__Written request__: Write out the complete material exactly as it stands.

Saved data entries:
%%

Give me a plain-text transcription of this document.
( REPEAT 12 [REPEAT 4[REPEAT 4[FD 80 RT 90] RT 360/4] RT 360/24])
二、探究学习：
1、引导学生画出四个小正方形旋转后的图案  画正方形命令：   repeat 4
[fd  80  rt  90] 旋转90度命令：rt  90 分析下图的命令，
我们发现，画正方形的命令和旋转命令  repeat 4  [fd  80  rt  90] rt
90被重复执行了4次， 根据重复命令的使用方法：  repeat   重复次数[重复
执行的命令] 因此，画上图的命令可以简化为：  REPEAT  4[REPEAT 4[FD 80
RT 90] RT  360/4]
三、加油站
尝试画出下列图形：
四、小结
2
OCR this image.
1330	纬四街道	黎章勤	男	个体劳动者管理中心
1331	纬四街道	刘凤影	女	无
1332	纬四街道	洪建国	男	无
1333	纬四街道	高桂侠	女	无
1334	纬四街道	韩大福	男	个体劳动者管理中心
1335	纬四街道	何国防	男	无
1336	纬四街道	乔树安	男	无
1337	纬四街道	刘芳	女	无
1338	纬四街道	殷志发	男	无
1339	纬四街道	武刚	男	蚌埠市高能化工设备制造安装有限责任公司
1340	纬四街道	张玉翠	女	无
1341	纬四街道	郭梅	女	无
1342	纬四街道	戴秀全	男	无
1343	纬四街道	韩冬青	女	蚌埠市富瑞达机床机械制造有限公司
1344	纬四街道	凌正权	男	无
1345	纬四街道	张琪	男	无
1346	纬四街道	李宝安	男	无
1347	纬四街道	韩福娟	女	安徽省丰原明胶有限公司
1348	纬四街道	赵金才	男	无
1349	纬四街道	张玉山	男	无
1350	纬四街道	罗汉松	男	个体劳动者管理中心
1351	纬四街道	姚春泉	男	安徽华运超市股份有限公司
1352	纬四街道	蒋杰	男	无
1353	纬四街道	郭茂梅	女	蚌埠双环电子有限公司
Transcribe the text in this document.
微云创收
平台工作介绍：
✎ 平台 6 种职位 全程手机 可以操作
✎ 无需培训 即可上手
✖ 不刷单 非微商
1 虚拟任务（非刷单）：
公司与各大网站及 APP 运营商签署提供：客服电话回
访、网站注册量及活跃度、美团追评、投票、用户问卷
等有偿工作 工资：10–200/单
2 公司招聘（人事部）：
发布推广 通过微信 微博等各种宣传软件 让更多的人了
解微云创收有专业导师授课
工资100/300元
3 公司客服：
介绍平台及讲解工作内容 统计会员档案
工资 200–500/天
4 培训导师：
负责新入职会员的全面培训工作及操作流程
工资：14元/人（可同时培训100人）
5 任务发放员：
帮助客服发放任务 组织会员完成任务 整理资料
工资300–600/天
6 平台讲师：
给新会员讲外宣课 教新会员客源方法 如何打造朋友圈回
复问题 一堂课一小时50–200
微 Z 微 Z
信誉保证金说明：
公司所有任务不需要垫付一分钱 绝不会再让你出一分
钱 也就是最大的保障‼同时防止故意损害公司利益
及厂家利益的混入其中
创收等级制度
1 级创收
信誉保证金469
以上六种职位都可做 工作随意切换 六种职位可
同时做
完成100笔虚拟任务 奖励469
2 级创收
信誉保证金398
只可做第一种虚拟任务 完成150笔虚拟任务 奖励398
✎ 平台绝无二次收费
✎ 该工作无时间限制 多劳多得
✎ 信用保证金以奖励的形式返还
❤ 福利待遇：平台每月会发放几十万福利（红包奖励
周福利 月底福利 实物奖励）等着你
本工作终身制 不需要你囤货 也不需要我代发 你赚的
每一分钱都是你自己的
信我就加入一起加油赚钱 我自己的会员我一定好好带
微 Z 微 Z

%%

__Result of this task__:
Give me a plain-text transcription of this document.
( REPEAT 12 [REPEAT 4[REPEAT 4[FD 80 RT 90] RT 360/4] RT 360/24])
二、探究学习：
1、引导学生画出四个小正方形旋转后的图案  画正方形命令：   repeat 4
[fd  80  rt  90] 旋转90度命令：rt  90 分析下图的命令，
我们发现，画正方形的命令和旋转命令  repeat 4  [fd  80  rt  90] rt
90被重复执行了4次， 根据重复命令的使用方法：  repeat   重复次数[重复
执行的命令] 因此，画上图的命令可以简化为：  REPEAT  4[REPEAT 4[FD 80
RT 90] RT  360/4]
三、加油站
尝试画出下列图形：
四、小结
2
OCR this image.
1330	纬四街道	黎章勤	男	个体劳动者管理中心
1331	纬四街道	刘凤影	女	无
1332	纬四街道	洪建国	男	无
1333	纬四街道	高桂侠	女	无
1334	纬四街道	韩大福	男	个体劳动者管理中心
1335	纬四街道	何国防	男	无
1336	纬四街道	乔树安	男	无
1337	纬四街道	刘芳	女	无
1338	纬四街道	殷志发	男	无
1339	纬四街道	武刚	男	蚌埠市高能化工设备制造安装有限责任公司
1340	纬四街道	张玉翠	女	无
1341	纬四街道	郭梅	女	无
1342	纬四街道	戴秀全	男	无
1343	纬四街道	韩冬青	女	蚌埠市富瑞达机床机械制造有限公司
1344	纬四街道	凌正权	男	无
1345	纬四街道	张琪	男	无
1346	纬四街道	李宝安	男	无
1347	纬四街道	韩福娟	女	安徽省丰原明胶有限公司
1348	纬四街道	赵金才	男	无
1349	纬四街道	张玉山	男	无
1350	纬四街道	罗汉松	男	个体劳动者管理中心
1351	纬四街道	姚春泉	男	安徽华运超市股份有限公司
1352	纬四街道	蒋杰	男	无
1353	纬四街道	郭茂梅	女	蚌埠双环电子有限公司
Transcribe the text in this document.
微云创收
平台工作介绍：
✎ 平台 6 种职位 全程手机 可以操作
✎ 无需培训 即可上手
✖ 不刷单 非微商
1 虚拟任务（非刷单）：
公司与各大网站及 APP 运营商签署提供：客服电话回
访、网站注册量及活跃度、美团追评、投票、用户问卷
等有偿工作 工资：10–200/单
2 公司招聘（人事部）：
发布推广 通过微信 微博等各种宣传软件 让更多的人了
解微云创收有专业导师授课
工资100/300元
3 公司客服：
介绍平台及讲解工作内容 统计会员档案
工资 200–500/天
4 培训导师：
负责新入职会员的全面培训工作及操作流程
工资：14元/人（可同时培训100人）
5 任务发放员：
帮助客服发放任务 组织会员完成任务 整理资料
工资300–600/天
6 平台讲师：
给新会员讲外宣课 教新会员客源方法 如何打造朋友圈回
复问题 一堂课一小时50–200
微 Z 微 Z
信誉保证金说明：
公司所有任务不需要垫付一分钱 绝不会再让你出一分
钱 也就是最大的保障‼同时防止故意损害公司利益
及厂家利益的混入其中
创收等级制度
1 级创收
信誉保证金469
以上六种职位都可做 工作随意切换 六种职位可
同时做
完成100笔虚拟任务 奖励469
2 级创收
信誉保证金398
只可做第一种虚拟任务 完成150笔虚拟任务 奖励398
✎ 平台绝无二次收费
✎ 该工作无时间限制 多劳多得
✎ 信用保证金以奖励的形式返还
❤ 福利待遇：平台每月会发放几十万福利（红包奖励
周福利 月底福利 实物奖励）等着你
本工作终身制 不需要你囤货 也不需要我代发 你赚的
每一分钱都是你自己的
信我就加入一起加油赚钱 我自己的会员我一定好好带
微 Z 微 Z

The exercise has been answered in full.